What you should do => Return each line containing "festem".

-- Start Task input --

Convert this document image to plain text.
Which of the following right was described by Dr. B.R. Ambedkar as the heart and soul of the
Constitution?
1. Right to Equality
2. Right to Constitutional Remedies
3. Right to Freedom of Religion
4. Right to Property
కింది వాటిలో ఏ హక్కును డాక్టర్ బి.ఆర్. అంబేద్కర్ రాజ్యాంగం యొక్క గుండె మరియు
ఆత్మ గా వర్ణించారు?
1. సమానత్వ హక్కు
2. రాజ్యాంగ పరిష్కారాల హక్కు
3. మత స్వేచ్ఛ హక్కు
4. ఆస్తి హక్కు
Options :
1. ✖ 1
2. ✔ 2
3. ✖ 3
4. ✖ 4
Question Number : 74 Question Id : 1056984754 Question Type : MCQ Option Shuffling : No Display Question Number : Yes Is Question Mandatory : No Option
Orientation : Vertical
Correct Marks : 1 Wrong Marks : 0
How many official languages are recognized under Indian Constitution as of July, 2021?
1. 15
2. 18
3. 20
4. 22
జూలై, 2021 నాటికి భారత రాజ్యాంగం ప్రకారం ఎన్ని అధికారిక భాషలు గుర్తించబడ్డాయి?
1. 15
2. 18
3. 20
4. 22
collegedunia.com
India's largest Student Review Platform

-- End Task input --
-- Start Task input --

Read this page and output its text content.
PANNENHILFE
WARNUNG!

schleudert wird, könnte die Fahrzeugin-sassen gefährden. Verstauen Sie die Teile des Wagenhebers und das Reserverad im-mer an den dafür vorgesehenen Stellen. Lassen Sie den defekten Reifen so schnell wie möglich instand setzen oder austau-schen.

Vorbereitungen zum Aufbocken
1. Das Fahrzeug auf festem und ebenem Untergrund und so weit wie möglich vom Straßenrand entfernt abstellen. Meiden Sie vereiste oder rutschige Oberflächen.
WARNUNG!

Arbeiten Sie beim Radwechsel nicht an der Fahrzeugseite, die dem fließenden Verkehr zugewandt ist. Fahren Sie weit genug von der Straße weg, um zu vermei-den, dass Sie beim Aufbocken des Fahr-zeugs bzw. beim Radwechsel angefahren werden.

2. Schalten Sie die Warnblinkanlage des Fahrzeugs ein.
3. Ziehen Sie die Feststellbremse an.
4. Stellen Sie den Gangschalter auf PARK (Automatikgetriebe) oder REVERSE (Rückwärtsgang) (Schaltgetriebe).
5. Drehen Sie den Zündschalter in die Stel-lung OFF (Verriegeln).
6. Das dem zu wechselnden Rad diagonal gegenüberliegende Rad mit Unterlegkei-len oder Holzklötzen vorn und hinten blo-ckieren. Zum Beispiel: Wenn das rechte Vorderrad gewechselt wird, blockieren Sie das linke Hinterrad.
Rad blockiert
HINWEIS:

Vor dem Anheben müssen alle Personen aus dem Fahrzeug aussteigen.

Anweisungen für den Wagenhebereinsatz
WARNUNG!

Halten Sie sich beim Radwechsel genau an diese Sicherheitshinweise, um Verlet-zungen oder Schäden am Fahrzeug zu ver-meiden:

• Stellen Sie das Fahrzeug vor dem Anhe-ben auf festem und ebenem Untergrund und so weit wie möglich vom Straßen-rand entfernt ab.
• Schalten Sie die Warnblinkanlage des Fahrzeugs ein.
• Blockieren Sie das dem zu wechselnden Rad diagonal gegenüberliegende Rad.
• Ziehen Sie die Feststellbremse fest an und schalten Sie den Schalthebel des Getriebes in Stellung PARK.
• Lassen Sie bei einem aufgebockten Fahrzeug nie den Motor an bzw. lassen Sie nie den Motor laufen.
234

-- End Task input --
-- Start Task input --

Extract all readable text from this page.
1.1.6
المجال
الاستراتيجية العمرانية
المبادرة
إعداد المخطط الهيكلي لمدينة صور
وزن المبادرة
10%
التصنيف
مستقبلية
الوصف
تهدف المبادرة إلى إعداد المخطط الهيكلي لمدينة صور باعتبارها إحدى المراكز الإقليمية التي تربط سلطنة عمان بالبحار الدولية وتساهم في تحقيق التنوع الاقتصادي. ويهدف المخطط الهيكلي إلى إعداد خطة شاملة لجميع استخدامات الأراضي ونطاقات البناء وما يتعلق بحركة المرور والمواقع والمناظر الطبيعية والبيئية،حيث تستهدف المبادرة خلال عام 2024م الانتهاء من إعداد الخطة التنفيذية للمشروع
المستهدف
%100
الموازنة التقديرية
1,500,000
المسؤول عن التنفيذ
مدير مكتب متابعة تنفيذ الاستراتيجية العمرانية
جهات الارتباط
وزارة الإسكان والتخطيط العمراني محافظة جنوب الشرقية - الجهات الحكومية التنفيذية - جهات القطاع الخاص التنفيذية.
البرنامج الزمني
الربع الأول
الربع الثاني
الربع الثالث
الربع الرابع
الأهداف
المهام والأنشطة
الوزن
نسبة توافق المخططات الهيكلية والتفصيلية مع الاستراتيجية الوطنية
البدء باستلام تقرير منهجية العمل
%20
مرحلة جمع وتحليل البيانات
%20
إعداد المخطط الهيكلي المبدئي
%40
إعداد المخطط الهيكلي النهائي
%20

-- End Task input --

Response below =>
1. Das Fahrzeug auf festem und ebenem Untergrund und so weit wie möglich vom Straßenrand entfernt abstellen. Meiden Sie vereiste oder rutschige Oberflächen.
• Stellen Sie das Fahrzeug vor dem Anhe-ben auf festem und ebenem Untergrund und so weit wie möglich vom Straßen-rand entfernt ab.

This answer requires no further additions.